_GOAL OF THE EXERCISE_
Copy each line that contains the string "Stockholm".

[Rows from a dataset]
++++++
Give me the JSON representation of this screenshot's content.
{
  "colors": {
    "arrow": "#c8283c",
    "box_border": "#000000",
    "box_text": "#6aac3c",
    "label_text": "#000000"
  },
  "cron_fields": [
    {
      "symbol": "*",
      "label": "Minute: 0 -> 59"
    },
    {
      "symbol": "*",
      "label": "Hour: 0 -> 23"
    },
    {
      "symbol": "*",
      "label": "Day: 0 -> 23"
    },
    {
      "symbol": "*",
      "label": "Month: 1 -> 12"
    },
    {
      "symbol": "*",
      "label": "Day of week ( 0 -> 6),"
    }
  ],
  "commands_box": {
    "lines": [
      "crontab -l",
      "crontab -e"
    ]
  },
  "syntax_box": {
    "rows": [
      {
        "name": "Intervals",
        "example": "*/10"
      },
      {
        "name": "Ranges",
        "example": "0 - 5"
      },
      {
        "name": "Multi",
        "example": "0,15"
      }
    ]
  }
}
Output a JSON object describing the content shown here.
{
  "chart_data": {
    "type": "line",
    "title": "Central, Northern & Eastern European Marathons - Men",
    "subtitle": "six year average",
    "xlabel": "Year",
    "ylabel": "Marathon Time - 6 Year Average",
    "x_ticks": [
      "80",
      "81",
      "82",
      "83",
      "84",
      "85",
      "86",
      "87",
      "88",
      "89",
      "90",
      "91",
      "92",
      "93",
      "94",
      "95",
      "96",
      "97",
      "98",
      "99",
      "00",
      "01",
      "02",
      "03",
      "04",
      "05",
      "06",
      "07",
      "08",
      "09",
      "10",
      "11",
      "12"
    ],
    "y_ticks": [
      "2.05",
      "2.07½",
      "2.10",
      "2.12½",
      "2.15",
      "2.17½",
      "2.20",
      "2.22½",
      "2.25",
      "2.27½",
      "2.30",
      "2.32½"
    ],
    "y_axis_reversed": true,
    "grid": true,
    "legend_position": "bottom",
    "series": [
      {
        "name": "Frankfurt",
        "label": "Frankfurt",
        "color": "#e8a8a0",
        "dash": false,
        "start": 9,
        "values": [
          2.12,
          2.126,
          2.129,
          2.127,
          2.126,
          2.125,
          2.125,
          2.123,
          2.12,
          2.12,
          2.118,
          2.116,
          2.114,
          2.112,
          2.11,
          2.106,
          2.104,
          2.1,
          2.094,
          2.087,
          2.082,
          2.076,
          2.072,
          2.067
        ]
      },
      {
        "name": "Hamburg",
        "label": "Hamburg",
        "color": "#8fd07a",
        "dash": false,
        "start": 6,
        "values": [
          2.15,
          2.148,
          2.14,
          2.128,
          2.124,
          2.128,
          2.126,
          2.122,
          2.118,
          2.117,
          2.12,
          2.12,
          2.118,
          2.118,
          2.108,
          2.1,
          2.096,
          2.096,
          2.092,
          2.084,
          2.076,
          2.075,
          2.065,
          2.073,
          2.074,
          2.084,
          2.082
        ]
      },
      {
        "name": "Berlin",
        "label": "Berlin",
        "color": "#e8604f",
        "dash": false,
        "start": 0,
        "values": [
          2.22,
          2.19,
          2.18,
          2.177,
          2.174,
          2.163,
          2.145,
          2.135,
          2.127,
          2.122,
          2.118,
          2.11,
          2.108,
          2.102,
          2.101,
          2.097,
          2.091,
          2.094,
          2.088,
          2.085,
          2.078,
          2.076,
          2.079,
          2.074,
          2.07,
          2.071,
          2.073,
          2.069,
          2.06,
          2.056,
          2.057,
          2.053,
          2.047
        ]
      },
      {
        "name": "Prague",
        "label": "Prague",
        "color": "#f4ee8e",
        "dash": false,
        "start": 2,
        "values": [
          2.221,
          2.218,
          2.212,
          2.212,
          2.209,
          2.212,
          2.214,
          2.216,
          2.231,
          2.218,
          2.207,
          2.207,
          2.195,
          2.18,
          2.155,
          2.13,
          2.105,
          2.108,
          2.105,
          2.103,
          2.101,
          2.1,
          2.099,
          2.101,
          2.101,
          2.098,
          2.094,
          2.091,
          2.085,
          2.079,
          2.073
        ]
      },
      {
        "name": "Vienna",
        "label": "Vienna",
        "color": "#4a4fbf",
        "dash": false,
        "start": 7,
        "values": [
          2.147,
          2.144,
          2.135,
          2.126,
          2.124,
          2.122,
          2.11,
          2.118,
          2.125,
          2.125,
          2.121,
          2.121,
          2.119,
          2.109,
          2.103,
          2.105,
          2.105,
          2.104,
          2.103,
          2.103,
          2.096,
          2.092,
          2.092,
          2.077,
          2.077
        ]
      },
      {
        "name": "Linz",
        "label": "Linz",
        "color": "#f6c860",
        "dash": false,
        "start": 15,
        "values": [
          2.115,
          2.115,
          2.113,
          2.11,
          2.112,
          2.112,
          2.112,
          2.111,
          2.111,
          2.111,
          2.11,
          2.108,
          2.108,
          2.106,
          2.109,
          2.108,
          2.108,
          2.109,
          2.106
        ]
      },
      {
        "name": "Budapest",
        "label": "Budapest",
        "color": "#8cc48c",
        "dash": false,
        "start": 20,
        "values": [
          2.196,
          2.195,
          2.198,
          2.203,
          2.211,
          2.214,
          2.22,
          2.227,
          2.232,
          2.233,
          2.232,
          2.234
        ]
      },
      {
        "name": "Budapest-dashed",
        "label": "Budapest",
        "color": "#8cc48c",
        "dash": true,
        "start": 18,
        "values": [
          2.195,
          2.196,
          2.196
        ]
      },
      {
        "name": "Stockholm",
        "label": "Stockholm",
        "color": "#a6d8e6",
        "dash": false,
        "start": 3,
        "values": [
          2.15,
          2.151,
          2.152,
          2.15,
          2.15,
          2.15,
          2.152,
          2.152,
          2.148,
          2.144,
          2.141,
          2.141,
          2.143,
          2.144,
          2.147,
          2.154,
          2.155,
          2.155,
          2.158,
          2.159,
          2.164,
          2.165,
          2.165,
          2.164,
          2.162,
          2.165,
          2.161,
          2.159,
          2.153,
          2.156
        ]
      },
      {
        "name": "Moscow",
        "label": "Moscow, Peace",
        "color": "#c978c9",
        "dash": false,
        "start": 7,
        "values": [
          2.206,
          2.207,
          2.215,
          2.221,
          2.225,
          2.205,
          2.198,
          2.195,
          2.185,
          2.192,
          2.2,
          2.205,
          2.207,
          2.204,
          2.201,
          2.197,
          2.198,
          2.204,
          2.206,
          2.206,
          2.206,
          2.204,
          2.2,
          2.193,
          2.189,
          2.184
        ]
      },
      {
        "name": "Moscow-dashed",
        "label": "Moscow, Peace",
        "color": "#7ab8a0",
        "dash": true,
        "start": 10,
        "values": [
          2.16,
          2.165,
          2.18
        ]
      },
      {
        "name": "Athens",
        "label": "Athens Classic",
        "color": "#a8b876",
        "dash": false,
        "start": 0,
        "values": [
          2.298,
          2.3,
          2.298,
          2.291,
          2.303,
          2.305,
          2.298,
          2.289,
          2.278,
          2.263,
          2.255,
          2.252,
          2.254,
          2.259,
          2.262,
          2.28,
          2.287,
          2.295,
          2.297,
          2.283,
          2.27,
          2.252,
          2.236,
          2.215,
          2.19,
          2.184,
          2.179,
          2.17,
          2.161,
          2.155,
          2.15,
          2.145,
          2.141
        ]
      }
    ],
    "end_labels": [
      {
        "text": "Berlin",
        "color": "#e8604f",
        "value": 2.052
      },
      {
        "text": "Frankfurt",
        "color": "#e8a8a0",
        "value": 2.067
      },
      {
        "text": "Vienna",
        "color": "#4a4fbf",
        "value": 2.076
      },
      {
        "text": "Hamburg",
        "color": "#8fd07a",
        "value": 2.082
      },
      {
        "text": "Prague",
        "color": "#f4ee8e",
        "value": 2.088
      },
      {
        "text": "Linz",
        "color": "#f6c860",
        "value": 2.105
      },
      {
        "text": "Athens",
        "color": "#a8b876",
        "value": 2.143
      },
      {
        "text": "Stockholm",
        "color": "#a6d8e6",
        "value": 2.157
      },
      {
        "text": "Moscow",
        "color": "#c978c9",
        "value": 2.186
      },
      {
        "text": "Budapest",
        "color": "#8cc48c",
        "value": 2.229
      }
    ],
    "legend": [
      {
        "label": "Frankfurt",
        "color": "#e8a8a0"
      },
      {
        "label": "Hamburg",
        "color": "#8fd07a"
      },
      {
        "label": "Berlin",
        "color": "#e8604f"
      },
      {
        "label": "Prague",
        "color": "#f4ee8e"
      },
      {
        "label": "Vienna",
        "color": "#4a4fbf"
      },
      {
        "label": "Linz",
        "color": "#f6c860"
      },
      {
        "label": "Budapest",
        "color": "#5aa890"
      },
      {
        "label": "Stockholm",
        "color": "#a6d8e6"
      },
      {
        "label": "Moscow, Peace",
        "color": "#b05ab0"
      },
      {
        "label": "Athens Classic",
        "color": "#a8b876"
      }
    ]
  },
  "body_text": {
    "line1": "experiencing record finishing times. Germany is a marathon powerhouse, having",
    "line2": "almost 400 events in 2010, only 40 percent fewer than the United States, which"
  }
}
++++++
_SOLUTION FOR THIS TASK_
        "name": "Stockholm",
        "label": "Stockholm",
        "text": "Stockholm",
        "label": "Stockholm",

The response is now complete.